--- Begin ---

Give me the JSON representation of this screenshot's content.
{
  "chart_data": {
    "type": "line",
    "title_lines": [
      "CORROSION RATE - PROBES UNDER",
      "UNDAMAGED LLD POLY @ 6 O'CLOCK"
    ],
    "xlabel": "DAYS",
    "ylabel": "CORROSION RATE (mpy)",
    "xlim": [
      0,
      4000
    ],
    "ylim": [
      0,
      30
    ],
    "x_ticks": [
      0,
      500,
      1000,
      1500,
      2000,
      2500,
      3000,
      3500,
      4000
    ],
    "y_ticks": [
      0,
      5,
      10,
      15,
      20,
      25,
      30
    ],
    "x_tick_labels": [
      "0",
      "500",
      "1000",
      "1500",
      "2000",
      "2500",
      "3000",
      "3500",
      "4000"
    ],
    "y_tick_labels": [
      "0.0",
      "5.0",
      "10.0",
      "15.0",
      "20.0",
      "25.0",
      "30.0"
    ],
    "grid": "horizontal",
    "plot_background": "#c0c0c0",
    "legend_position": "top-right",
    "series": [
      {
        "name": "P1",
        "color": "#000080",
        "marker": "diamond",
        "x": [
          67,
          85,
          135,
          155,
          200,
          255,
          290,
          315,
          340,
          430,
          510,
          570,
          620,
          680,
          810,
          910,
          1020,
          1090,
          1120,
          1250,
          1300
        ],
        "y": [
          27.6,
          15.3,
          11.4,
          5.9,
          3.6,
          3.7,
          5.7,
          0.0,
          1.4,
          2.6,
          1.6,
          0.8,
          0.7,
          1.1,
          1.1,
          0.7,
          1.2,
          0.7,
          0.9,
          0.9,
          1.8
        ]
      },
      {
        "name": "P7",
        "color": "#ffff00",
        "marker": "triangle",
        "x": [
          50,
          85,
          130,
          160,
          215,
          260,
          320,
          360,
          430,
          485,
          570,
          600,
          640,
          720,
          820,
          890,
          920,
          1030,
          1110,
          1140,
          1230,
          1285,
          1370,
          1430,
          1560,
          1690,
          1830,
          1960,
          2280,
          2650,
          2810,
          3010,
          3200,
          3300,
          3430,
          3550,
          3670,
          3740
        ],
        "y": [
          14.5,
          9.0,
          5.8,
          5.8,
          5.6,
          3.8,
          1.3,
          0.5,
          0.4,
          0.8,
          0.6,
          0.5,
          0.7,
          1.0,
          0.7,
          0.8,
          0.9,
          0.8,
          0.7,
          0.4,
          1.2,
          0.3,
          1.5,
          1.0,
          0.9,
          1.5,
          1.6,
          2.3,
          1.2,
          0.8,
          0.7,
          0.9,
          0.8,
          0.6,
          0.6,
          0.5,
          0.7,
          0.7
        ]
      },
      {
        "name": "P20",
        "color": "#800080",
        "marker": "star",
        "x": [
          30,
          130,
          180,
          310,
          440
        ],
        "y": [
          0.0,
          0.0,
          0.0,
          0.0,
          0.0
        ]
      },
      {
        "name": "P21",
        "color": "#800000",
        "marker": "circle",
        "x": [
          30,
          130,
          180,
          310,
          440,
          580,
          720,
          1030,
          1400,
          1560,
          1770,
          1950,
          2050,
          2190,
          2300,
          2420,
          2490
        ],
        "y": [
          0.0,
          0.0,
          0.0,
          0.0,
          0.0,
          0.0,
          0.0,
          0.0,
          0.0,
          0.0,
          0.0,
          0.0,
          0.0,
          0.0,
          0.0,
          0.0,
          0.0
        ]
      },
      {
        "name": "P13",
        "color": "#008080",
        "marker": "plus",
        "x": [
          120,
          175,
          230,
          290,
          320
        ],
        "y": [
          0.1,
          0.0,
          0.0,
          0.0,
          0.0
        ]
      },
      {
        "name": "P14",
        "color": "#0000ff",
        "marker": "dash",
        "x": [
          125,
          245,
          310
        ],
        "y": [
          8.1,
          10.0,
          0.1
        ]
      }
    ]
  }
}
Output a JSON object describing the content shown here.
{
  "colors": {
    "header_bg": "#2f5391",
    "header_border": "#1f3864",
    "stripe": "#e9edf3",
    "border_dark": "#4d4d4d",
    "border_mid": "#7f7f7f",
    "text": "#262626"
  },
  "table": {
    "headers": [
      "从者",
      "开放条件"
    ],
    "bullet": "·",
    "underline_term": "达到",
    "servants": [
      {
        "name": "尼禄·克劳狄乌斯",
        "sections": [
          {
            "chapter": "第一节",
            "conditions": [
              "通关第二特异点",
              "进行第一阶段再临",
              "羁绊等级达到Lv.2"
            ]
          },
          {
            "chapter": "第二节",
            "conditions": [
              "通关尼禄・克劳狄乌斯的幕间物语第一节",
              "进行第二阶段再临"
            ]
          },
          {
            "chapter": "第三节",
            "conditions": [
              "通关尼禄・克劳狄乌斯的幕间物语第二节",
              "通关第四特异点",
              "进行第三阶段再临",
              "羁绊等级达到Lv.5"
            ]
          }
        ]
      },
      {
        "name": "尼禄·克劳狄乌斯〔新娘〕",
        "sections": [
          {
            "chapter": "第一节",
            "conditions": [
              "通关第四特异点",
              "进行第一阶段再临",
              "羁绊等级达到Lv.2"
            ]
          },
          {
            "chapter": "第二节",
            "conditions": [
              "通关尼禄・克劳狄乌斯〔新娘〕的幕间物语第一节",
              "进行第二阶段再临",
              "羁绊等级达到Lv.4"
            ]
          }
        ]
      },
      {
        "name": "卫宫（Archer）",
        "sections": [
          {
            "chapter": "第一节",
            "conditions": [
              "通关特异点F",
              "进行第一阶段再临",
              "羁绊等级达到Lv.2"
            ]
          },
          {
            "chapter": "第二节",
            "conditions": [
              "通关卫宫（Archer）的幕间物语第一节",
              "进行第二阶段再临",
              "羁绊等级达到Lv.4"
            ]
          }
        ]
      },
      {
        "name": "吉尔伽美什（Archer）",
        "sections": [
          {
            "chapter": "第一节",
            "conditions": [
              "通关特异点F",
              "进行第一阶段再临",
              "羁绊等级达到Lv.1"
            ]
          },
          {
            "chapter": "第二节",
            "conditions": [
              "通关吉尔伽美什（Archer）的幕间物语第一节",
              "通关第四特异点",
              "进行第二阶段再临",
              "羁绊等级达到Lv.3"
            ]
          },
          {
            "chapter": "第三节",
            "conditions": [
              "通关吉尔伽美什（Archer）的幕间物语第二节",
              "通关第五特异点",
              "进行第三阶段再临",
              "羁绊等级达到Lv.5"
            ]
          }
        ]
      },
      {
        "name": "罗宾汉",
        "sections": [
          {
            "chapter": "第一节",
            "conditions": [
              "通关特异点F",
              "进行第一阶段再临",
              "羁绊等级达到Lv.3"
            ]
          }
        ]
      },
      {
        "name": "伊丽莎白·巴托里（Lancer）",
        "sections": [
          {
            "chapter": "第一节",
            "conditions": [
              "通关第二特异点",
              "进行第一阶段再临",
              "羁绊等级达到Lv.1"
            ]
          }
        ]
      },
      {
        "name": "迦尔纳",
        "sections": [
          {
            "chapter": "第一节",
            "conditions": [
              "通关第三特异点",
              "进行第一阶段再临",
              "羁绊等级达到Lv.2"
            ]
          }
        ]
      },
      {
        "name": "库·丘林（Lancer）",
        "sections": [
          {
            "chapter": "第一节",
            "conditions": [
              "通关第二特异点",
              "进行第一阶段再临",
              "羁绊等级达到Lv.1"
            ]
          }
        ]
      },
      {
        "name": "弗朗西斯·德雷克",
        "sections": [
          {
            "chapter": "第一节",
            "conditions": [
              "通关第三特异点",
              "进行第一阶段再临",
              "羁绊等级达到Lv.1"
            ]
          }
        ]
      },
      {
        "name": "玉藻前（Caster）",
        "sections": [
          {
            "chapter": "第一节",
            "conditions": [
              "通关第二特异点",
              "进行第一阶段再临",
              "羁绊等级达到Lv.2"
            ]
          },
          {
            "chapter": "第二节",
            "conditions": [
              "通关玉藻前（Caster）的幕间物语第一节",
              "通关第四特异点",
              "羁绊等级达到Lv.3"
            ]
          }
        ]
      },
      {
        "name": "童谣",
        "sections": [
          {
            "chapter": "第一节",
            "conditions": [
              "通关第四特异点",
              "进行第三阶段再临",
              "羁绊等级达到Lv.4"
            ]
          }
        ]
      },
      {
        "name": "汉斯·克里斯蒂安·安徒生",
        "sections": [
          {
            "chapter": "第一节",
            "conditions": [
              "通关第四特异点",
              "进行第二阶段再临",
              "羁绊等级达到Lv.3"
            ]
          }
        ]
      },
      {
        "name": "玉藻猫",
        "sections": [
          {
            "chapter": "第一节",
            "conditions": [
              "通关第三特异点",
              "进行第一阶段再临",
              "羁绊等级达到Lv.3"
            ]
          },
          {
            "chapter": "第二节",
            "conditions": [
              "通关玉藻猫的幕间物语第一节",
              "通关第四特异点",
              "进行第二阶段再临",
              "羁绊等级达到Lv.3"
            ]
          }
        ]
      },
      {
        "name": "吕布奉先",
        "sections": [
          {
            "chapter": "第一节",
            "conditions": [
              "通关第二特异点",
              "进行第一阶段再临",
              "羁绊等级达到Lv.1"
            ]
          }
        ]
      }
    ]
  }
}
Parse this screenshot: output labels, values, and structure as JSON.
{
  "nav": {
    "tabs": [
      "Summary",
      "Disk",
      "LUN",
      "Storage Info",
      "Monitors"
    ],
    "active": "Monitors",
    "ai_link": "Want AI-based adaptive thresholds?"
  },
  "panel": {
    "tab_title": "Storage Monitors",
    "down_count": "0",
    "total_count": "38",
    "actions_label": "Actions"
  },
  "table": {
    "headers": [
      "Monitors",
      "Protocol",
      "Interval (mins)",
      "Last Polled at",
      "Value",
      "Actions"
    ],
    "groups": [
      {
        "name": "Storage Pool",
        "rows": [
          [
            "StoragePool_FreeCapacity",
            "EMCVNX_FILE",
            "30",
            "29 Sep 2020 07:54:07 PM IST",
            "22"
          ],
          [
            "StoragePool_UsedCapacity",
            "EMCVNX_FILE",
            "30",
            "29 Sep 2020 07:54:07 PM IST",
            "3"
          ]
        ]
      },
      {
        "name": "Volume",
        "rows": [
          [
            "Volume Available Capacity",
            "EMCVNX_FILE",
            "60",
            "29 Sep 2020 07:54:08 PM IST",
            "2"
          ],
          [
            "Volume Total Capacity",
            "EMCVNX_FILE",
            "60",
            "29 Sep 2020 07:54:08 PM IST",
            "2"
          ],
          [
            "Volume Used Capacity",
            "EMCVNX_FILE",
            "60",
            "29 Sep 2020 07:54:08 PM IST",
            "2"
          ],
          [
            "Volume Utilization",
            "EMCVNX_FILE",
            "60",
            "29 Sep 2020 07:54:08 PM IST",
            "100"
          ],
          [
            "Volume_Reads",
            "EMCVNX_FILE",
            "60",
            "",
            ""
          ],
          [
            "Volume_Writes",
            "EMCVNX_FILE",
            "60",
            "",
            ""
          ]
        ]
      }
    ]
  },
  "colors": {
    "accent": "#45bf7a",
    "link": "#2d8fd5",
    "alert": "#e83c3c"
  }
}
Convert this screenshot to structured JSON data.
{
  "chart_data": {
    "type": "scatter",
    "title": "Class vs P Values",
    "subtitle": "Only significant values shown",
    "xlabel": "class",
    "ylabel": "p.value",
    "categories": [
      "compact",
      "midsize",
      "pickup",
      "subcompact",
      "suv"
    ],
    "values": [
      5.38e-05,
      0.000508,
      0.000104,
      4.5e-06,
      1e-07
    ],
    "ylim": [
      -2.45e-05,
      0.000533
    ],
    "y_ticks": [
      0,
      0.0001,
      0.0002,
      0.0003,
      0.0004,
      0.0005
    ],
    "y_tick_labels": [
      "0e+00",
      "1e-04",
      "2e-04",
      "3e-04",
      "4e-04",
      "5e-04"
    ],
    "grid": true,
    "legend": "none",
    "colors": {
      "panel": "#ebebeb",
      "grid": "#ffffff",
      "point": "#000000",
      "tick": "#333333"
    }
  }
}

--- End ---

*Problem*: Copy exactly the lines of the listing above, beginning at the line with "Convert this screenshot" and ending at its final line; write out nothing else.

*Solution below*:
Convert this screenshot to structured JSON data.
{
  "chart_data": {
    "type": "scatter",
    "title": "Class vs P Values",
    "subtitle": "Only significant values shown",
    "xlabel": "class",
    "ylabel": "p.value",
    "categories": [
      "compact",
      "midsize",
      "pickup",
      "subcompact",
      "suv"
    ],
    "values": [
      5.38e-05,
      0.000508,
      0.000104,
      4.5e-06,
      1e-07
    ],
    "ylim": [
      -2.45e-05,
      0.000533
    ],
    "y_ticks": [
      0,
      0.0001,
      0.0002,
      0.0003,
      0.0004,
      0.0005
    ],
    "y_tick_labels": [
      "0e+00",
      "1e-04",
      "2e-04",
      "3e-04",
      "4e-04",
      "5e-04"
    ],
    "grid": true,
    "legend": "none",
    "colors": {
      "panel": "#ebebeb",
      "grid": "#ffffff",
      "point": "#000000",
      "tick": "#333333"
    }
  }
}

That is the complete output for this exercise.